WHAT THE TASK REQUIRES
Repeat the listing below line for line, omitting the pictures from your answer.

INPUT MATERIAL
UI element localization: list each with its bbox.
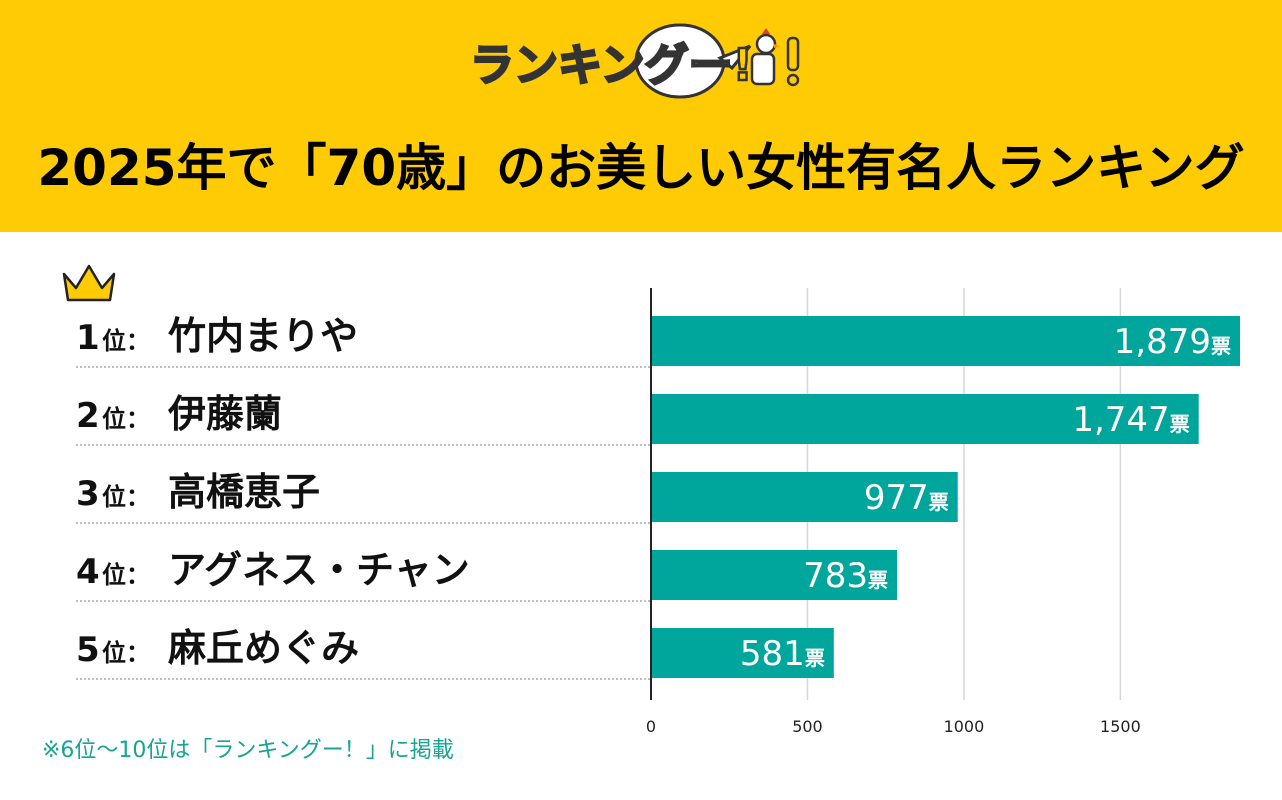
row-divider [76, 678, 650, 680]
x-tick-label: 1500 [1100, 717, 1141, 736]
ranking-row: 5 位： 麻丘めぐみ [76, 620, 650, 680]
rank-name: 竹内まりや [168, 314, 359, 358]
bar-unit: 票 [805, 646, 825, 670]
rank-suffix: 位： [102, 327, 150, 355]
bar [652, 316, 1240, 366]
row-divider [76, 522, 650, 524]
rank-number: 4 [76, 552, 100, 592]
bar-unit: 票 [929, 490, 949, 514]
footnote: ※6位〜10位は「ランキングー！」に掲載 [42, 738, 454, 763]
rank-suffix: 位： [102, 483, 150, 511]
logo-text: ランキングー! [470, 40, 753, 91]
x-tick-label: 1000 [944, 717, 985, 736]
bar-value: 581 [740, 634, 805, 674]
ranking-row: 3 位： 高橋恵子 [76, 464, 650, 524]
chicken-thumbs-up-icon [750, 28, 800, 87]
bar-value-label: 1,747票 [1072, 400, 1189, 440]
bar-value-label: 1,879票 [1114, 322, 1231, 362]
rank-suffix: 位： [102, 561, 150, 589]
bar-value: 783 [803, 556, 868, 596]
x-tick-label: 500 [792, 717, 823, 736]
rank-number: 5 [76, 630, 100, 670]
bar-value-label: 977票 [864, 478, 949, 518]
row-divider [76, 366, 650, 368]
x-tick-label: 0 [646, 717, 656, 736]
bar [652, 394, 1199, 444]
crown-icon [62, 264, 116, 302]
ranking-row: 1 位： 竹内まりや [76, 308, 650, 368]
rank-suffix: 位： [102, 639, 150, 667]
bar-unit: 票 [1170, 412, 1190, 436]
bar-unit: 票 [868, 568, 888, 592]
ranking-goo-logo: ランキングー! [470, 23, 800, 99]
header-banner: ランキングー! 2025年で「70歳」のお美しい女性有名人ランキング [0, 0, 1282, 232]
page-title: 2025年で「70歳」のお美しい女性有名人ランキング [37, 139, 1245, 197]
rank-name: 麻丘めぐみ [168, 626, 360, 670]
rank-number: 2 [76, 396, 100, 436]
bar [652, 628, 834, 678]
rank-number: 1 [76, 318, 100, 358]
ranking-row: 4 位： アグネス・チャン [76, 542, 650, 602]
bar [652, 472, 958, 522]
rank-number: 3 [76, 474, 100, 514]
rank-name: アグネス・チャン [168, 548, 470, 592]
row-divider [76, 600, 650, 602]
bar-value-label: 581票 [740, 634, 825, 674]
bar-value: 977 [864, 478, 929, 518]
rank-name: 伊藤蘭 [168, 392, 283, 436]
row-divider [76, 444, 650, 446]
bar-value-label: 783票 [803, 556, 888, 596]
bar [652, 550, 898, 600]
bar-value: 1,879 [1114, 322, 1211, 362]
bar-value: 1,747 [1072, 400, 1169, 440]
rank-name: 高橋恵子 [168, 470, 321, 514]
bar-unit: 票 [1211, 334, 1231, 358]
rank-suffix: 位： [102, 405, 150, 433]
ranking-row: 2 位： 伊藤蘭 [76, 386, 650, 446]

TASK RESPONSE
UI element localization: list each with its bbox.
row-divider [76, 678, 650, 680]
x-tick-label: 1500 [1100, 717, 1141, 736]
ranking-row: 5 位： 麻丘めぐみ [76, 620, 650, 680]
rank-name: 竹内まりや [168, 314, 359, 358]
bar-unit: 票 [805, 646, 825, 670]
rank-suffix: 位： [102, 327, 150, 355]
bar [652, 316, 1240, 366]
row-divider [76, 522, 650, 524]
rank-number: 4 [76, 552, 100, 592]
bar-unit: 票 [929, 490, 949, 514]
footnote: ※6位〜10位は「ランキングー！」に掲載 [42, 738, 454, 763]
rank-suffix: 位： [102, 483, 150, 511]
logo-text: ランキングー! [470, 40, 753, 91]
x-tick-label: 1000 [944, 717, 985, 736]
bar-value: 581 [740, 634, 805, 674]
ranking-row: 3 位： 高橋恵子 [76, 464, 650, 524]
chicken-thumbs-up-icon [750, 28, 800, 87]
bar-value-label: 1,747票 [1072, 400, 1189, 440]
bar-value-label: 1,879票 [1114, 322, 1231, 362]
rank-suffix: 位： [102, 561, 150, 589]
bar-value: 783 [803, 556, 868, 596]
x-tick-label: 500 [792, 717, 823, 736]
rank-number: 5 [76, 630, 100, 670]
bar-value-label: 977票 [864, 478, 949, 518]
row-divider [76, 366, 650, 368]
x-tick-label: 0 [646, 717, 656, 736]
bar [652, 394, 1199, 444]
crown-icon [62, 264, 116, 302]
ranking-row: 1 位： 竹内まりや [76, 308, 650, 368]
rank-suffix: 位： [102, 639, 150, 667]
bar-unit: 票 [1170, 412, 1190, 436]
bar-unit: 票 [868, 568, 888, 592]
ranking-goo-logo: ランキングー! [470, 23, 800, 99]
header-banner: ランキングー! 2025年で「70歳」のお美しい女性有名人ランキング [0, 0, 1282, 232]
page-title: 2025年で「70歳」のお美しい女性有名人ランキング [37, 139, 1245, 197]
rank-name: 麻丘めぐみ [168, 626, 360, 670]
rank-number: 2 [76, 396, 100, 436]
bar [652, 628, 834, 678]
rank-number: 1 [76, 318, 100, 358]
ranking-row: 4 位： アグネス・チャン [76, 542, 650, 602]
bar [652, 472, 958, 522]
rank-number: 3 [76, 474, 100, 514]
rank-name: アグネス・チャン [168, 548, 470, 592]
row-divider [76, 600, 650, 602]
bar-value-label: 581票 [740, 634, 825, 674]
bar-value: 977 [864, 478, 929, 518]
rank-name: 伊藤蘭 [168, 392, 283, 436]
row-divider [76, 444, 650, 446]
bar-value-label: 783票 [803, 556, 888, 596]
bar [652, 550, 898, 600]
bar-value: 1,879 [1114, 322, 1211, 362]
bar-value: 1,747 [1072, 400, 1169, 440]
rank-name: 高橋恵子 [168, 470, 321, 514]
bar-unit: 票 [1211, 334, 1231, 358]
rank-suffix: 位： [102, 405, 150, 433]
ranking-row: 2 位： 伊藤蘭 [76, 386, 650, 446]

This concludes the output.